* **Your instructions**
Write the listing out again, all of it, word for word.

_ _ _

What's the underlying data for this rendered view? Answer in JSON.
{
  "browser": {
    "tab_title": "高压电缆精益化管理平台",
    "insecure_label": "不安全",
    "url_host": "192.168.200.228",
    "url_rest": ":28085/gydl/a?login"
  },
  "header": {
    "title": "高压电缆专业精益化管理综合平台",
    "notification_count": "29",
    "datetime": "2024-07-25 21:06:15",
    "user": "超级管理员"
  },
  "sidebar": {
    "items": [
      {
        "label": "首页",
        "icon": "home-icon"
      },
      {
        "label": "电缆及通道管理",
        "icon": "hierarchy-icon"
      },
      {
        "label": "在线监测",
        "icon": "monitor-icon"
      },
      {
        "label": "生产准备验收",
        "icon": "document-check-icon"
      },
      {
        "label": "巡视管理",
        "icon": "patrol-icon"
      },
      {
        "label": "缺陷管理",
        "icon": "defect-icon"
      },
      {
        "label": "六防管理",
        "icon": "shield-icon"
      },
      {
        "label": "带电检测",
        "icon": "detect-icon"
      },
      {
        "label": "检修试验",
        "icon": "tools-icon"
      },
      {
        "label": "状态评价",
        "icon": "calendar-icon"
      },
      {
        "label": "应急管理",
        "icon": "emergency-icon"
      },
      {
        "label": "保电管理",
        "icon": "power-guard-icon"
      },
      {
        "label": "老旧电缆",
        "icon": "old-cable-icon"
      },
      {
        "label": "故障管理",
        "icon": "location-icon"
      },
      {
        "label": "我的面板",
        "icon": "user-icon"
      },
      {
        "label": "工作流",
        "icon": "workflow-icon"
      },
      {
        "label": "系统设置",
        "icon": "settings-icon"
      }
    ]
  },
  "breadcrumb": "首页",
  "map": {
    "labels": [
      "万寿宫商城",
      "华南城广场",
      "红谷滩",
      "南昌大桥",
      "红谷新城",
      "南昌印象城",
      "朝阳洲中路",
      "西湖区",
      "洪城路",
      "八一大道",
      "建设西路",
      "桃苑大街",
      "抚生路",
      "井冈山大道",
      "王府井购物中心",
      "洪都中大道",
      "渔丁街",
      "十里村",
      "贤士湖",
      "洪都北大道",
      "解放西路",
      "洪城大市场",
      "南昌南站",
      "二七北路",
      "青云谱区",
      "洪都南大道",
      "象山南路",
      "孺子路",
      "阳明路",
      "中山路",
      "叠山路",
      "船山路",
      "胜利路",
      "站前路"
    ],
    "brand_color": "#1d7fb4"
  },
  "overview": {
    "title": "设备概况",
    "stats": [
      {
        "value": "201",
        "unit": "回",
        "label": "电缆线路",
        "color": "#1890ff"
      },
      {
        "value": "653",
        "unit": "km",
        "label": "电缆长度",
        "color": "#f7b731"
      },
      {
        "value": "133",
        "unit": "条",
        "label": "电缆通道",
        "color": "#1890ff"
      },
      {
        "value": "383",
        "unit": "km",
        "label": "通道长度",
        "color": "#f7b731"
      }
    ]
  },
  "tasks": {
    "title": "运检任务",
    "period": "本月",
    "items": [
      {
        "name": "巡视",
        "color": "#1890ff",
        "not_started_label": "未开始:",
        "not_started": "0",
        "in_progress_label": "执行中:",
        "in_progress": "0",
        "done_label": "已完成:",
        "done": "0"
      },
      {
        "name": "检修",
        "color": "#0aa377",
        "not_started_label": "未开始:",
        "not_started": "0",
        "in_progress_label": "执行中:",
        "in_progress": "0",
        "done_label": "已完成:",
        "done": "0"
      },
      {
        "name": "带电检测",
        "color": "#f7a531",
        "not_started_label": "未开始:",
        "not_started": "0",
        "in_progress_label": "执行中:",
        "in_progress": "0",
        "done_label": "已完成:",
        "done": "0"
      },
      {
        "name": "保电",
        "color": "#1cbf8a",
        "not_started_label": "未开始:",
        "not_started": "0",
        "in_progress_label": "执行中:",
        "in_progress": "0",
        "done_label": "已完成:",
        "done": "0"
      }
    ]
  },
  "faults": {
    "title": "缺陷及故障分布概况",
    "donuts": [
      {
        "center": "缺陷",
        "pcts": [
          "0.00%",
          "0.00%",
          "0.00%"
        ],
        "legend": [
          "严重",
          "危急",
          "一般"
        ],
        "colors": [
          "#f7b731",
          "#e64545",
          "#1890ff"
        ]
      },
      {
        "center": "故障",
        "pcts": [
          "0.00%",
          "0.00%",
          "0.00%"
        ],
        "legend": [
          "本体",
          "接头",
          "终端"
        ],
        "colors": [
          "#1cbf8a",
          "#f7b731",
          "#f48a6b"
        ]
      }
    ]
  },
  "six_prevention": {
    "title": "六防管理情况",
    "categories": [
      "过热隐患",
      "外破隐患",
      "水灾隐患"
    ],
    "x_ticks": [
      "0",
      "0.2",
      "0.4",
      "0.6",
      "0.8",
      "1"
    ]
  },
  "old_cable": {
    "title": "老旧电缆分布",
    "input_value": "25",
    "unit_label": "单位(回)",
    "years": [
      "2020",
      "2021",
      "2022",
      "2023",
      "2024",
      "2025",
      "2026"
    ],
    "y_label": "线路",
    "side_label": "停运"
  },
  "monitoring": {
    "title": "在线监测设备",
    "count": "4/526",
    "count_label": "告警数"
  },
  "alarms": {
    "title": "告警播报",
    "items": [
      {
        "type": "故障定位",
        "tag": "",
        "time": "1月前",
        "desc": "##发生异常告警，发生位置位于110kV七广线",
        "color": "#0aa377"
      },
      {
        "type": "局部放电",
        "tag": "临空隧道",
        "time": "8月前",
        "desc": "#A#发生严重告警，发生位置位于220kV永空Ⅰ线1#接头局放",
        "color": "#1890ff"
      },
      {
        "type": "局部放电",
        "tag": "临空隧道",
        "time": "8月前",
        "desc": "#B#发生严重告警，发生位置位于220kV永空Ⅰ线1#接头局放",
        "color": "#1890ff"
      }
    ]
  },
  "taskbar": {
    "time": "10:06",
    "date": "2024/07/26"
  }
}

_ _ _

* **Full response**
What's the underlying data for this rendered view? Answer in JSON.
{
  "browser": {
    "tab_title": "高压电缆精益化管理平台",
    "insecure_label": "不安全",
    "url_host": "192.168.200.228",
    "url_rest": ":28085/gydl/a?login"
  },
  "header": {
    "title": "高压电缆专业精益化管理综合平台",
    "notification_count": "29",
    "datetime": "2024-07-25 21:06:15",
    "user": "超级管理员"
  },
  "sidebar": {
    "items": [
      {
        "label": "首页",
        "icon": "home-icon"
      },
      {
        "label": "电缆及通道管理",
        "icon": "hierarchy-icon"
      },
      {
        "label": "在线监测",
        "icon": "monitor-icon"
      },
      {
        "label": "生产准备验收",
        "icon": "document-check-icon"
      },
      {
        "label": "巡视管理",
        "icon": "patrol-icon"
      },
      {
        "label": "缺陷管理",
        "icon": "defect-icon"
      },
      {
        "label": "六防管理",
        "icon": "shield-icon"
      },
      {
        "label": "带电检测",
        "icon": "detect-icon"
      },
      {
        "label": "检修试验",
        "icon": "tools-icon"
      },
      {
        "label": "状态评价",
        "icon": "calendar-icon"
      },
      {
        "label": "应急管理",
        "icon": "emergency-icon"
      },
      {
        "label": "保电管理",
        "icon": "power-guard-icon"
      },
      {
        "label": "老旧电缆",
        "icon": "old-cable-icon"
      },
      {
        "label": "故障管理",
        "icon": "location-icon"
      },
      {
        "label": "我的面板",
        "icon": "user-icon"
      },
      {
        "label": "工作流",
        "icon": "workflow-icon"
      },
      {
        "label": "系统设置",
        "icon": "settings-icon"
      }
    ]
  },
  "breadcrumb": "首页",
  "map": {
    "labels": [
      "万寿宫商城",
      "华南城广场",
      "红谷滩",
      "南昌大桥",
      "红谷新城",
      "南昌印象城",
      "朝阳洲中路",
      "西湖区",
      "洪城路",
      "八一大道",
      "建设西路",
      "桃苑大街",
      "抚生路",
      "井冈山大道",
      "王府井购物中心",
      "洪都中大道",
      "渔丁街",
      "十里村",
      "贤士湖",
      "洪都北大道",
      "解放西路",
      "洪城大市场",
      "南昌南站",
      "二七北路",
      "青云谱区",
      "洪都南大道",
      "象山南路",
      "孺子路",
      "阳明路",
      "中山路",
      "叠山路",
      "船山路",
      "胜利路",
      "站前路"
    ],
    "brand_color": "#1d7fb4"
  },
  "overview": {
    "title": "设备概况",
    "stats": [
      {
        "value": "201",
        "unit": "回",
        "label": "电缆线路",
        "color": "#1890ff"
      },
      {
        "value": "653",
        "unit": "km",
        "label": "电缆长度",
        "color": "#f7b731"
      },
      {
        "value": "133",
        "unit": "条",
        "label": "电缆通道",
        "color": "#1890ff"
      },
      {
        "value": "383",
        "unit": "km",
        "label": "通道长度",
        "color": "#f7b731"
      }
    ]
  },
  "tasks": {
    "title": "运检任务",
    "period": "本月",
    "items": [
      {
        "name": "巡视",
        "color": "#1890ff",
        "not_started_label": "未开始:",
        "not_started": "0",
        "in_progress_label": "执行中:",
        "in_progress": "0",
        "done_label": "已完成:",
        "done": "0"
      },
      {
        "name": "检修",
        "color": "#0aa377",
        "not_started_label": "未开始:",
        "not_started": "0",
        "in_progress_label": "执行中:",
        "in_progress": "0",
        "done_label": "已完成:",
        "done": "0"
      },
      {
        "name": "带电检测",
        "color": "#f7a531",
        "not_started_label": "未开始:",
        "not_started": "0",
        "in_progress_label": "执行中:",
        "in_progress": "0",
        "done_label": "已完成:",
        "done": "0"
      },
      {
        "name": "保电",
        "color": "#1cbf8a",
        "not_started_label": "未开始:",
        "not_started": "0",
        "in_progress_label": "执行中:",
        "in_progress": "0",
        "done_label": "已完成:",
        "done": "0"
      }
    ]
  },
  "faults": {
    "title": "缺陷及故障分布概况",
    "donuts": [
      {
        "center": "缺陷",
        "pcts": [
          "0.00%",
          "0.00%",
          "0.00%"
        ],
        "legend": [
          "严重",
          "危急",
          "一般"
        ],
        "colors": [
          "#f7b731",
          "#e64545",
          "#1890ff"
        ]
      },
      {
        "center": "故障",
        "pcts": [
          "0.00%",
          "0.00%",
          "0.00%"
        ],
        "legend": [
          "本体",
          "接头",
          "终端"
        ],
        "colors": [
          "#1cbf8a",
          "#f7b731",
          "#f48a6b"
        ]
      }
    ]
  },
  "six_prevention": {
    "title": "六防管理情况",
    "categories": [
      "过热隐患",
      "外破隐患",
      "水灾隐患"
    ],
    "x_ticks": [
      "0",
      "0.2",
      "0.4",
      "0.6",
      "0.8",
      "1"
    ]
  },
  "old_cable": {
    "title": "老旧电缆分布",
    "input_value": "25",
    "unit_label": "单位(回)",
    "years": [
      "2020",
      "2021",
      "2022",
      "2023",
      "2024",
      "2025",
      "2026"
    ],
    "y_label": "线路",
    "side_label": "停运"
  },
  "monitoring": {
    "title": "在线监测设备",
    "count": "4/526",
    "count_label": "告警数"
  },
  "alarms": {
    "title": "告警播报",
    "items": [
      {
        "type": "故障定位",
        "tag": "",
        "time": "1月前",
        "desc": "##发生异常告警，发生位置位于110kV七广线",
        "color": "#0aa377"
      },
      {
        "type": "局部放电",
        "tag": "临空隧道",
        "time": "8月前",
        "desc": "#A#发生严重告警，发生位置位于220kV永空Ⅰ线1#接头局放",
        "color": "#1890ff"
      },
      {
        "type": "局部放电",
        "tag": "临空隧道",
        "time": "8月前",
        "desc": "#B#发生严重告警，发生位置位于220kV永空Ⅰ线1#接头局放",
        "color": "#1890ff"
      }
    ]
  },
  "taskbar": {
    "time": "10:06",
    "date": "2024/07/26"
  }
}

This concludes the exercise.